[THE TASK] In the records below, work out how many lines hold the word "data". Report the number alone.

[GIVEN RECORDS]

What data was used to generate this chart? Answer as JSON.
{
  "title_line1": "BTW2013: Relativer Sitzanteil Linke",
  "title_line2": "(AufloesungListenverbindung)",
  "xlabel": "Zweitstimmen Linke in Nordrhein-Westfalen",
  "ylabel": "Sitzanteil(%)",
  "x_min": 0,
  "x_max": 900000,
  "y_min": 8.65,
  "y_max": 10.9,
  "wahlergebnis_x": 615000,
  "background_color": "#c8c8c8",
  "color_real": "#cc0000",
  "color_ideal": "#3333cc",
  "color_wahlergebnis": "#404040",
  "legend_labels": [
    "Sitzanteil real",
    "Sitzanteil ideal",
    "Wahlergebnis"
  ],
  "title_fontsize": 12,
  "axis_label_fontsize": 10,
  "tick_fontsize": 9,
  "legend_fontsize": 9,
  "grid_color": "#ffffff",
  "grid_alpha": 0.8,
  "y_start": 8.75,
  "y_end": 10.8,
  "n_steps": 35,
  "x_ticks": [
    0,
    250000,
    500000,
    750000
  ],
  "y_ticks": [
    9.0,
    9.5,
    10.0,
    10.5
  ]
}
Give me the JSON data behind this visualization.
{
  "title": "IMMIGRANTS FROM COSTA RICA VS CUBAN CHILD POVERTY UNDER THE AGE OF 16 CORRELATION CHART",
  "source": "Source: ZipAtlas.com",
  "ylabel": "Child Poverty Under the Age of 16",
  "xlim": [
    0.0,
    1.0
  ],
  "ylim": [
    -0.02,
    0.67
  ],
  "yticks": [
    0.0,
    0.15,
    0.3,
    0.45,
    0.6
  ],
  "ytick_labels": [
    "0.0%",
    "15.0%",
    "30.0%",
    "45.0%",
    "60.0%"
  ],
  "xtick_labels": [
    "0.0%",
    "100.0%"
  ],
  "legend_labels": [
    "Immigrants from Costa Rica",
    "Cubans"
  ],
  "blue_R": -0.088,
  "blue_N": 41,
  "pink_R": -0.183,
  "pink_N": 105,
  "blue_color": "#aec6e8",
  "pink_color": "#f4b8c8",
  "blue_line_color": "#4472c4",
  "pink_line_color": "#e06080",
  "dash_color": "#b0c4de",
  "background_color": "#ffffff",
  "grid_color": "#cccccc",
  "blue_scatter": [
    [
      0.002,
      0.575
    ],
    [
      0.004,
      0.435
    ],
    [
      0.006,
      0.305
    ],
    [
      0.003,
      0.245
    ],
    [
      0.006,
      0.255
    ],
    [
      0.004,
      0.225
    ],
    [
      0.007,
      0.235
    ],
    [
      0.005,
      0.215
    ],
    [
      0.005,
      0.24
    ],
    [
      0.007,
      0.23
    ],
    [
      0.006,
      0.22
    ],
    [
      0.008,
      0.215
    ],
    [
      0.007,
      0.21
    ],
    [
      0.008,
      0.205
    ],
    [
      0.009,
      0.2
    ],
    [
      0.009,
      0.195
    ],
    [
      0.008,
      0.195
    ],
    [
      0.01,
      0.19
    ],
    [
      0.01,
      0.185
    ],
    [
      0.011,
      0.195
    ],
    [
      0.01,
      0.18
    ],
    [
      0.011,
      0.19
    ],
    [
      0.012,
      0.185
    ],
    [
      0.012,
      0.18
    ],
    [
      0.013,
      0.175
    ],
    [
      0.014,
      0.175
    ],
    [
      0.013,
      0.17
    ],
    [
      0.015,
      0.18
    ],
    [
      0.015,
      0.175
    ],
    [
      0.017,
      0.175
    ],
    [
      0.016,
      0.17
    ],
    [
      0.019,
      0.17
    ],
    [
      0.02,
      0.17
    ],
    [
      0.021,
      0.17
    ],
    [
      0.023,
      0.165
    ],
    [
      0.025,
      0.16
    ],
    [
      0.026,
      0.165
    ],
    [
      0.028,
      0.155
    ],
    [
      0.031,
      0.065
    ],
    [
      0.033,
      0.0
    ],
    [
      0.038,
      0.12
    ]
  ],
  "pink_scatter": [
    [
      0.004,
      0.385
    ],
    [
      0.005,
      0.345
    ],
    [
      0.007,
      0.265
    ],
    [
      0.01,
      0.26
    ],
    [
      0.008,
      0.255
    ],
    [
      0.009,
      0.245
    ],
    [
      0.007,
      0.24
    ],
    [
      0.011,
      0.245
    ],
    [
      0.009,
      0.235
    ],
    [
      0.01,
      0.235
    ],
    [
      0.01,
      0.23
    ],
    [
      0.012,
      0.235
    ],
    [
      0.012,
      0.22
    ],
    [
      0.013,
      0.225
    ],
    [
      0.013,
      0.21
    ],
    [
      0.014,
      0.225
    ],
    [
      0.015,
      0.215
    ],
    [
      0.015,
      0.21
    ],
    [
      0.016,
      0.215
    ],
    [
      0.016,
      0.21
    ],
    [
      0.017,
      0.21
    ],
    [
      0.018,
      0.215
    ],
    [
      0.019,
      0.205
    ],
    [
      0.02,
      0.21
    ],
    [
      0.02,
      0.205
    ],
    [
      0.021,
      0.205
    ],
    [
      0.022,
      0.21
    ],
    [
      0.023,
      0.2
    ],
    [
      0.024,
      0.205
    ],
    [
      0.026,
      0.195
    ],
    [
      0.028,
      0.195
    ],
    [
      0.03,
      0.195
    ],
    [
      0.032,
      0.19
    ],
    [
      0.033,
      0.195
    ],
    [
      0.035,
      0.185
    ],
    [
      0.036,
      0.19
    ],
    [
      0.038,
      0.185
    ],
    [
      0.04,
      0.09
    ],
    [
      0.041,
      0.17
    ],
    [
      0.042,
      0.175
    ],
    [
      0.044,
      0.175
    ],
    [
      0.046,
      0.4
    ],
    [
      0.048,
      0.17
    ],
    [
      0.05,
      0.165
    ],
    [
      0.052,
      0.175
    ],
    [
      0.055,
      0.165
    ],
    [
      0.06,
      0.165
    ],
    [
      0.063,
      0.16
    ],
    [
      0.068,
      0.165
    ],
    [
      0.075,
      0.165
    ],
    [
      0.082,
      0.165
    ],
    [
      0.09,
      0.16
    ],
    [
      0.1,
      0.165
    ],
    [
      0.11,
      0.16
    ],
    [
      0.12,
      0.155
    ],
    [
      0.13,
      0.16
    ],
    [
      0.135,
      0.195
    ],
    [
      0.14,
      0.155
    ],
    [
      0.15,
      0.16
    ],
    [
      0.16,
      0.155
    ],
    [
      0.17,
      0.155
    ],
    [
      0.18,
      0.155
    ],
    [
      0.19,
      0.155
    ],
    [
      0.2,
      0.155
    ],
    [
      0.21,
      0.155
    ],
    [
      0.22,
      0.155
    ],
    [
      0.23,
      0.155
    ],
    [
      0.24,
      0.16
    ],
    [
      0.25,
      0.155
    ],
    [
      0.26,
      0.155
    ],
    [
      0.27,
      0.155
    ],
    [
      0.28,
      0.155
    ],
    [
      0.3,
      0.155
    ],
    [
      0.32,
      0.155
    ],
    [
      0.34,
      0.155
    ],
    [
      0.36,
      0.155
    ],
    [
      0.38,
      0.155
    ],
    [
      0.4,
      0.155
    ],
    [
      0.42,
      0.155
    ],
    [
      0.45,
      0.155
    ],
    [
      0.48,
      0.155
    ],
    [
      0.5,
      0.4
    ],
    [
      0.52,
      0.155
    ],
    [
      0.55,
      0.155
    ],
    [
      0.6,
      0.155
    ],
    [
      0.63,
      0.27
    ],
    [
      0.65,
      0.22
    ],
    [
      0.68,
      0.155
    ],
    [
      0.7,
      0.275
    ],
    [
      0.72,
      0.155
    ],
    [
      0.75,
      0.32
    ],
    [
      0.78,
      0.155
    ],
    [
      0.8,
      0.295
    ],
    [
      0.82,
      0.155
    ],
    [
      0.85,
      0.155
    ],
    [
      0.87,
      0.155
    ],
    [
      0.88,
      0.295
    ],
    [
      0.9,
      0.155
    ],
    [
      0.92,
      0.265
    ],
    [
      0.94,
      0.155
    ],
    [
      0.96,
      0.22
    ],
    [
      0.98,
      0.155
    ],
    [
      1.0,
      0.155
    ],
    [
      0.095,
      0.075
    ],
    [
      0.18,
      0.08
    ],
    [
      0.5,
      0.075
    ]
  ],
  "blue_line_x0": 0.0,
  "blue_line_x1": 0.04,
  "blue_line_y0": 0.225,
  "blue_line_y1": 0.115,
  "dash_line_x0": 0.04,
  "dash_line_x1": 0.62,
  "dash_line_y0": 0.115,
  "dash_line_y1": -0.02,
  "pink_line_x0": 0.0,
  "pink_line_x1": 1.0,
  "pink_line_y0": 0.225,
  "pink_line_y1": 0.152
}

[SOLUTION FOR THIS PROBLEM] 2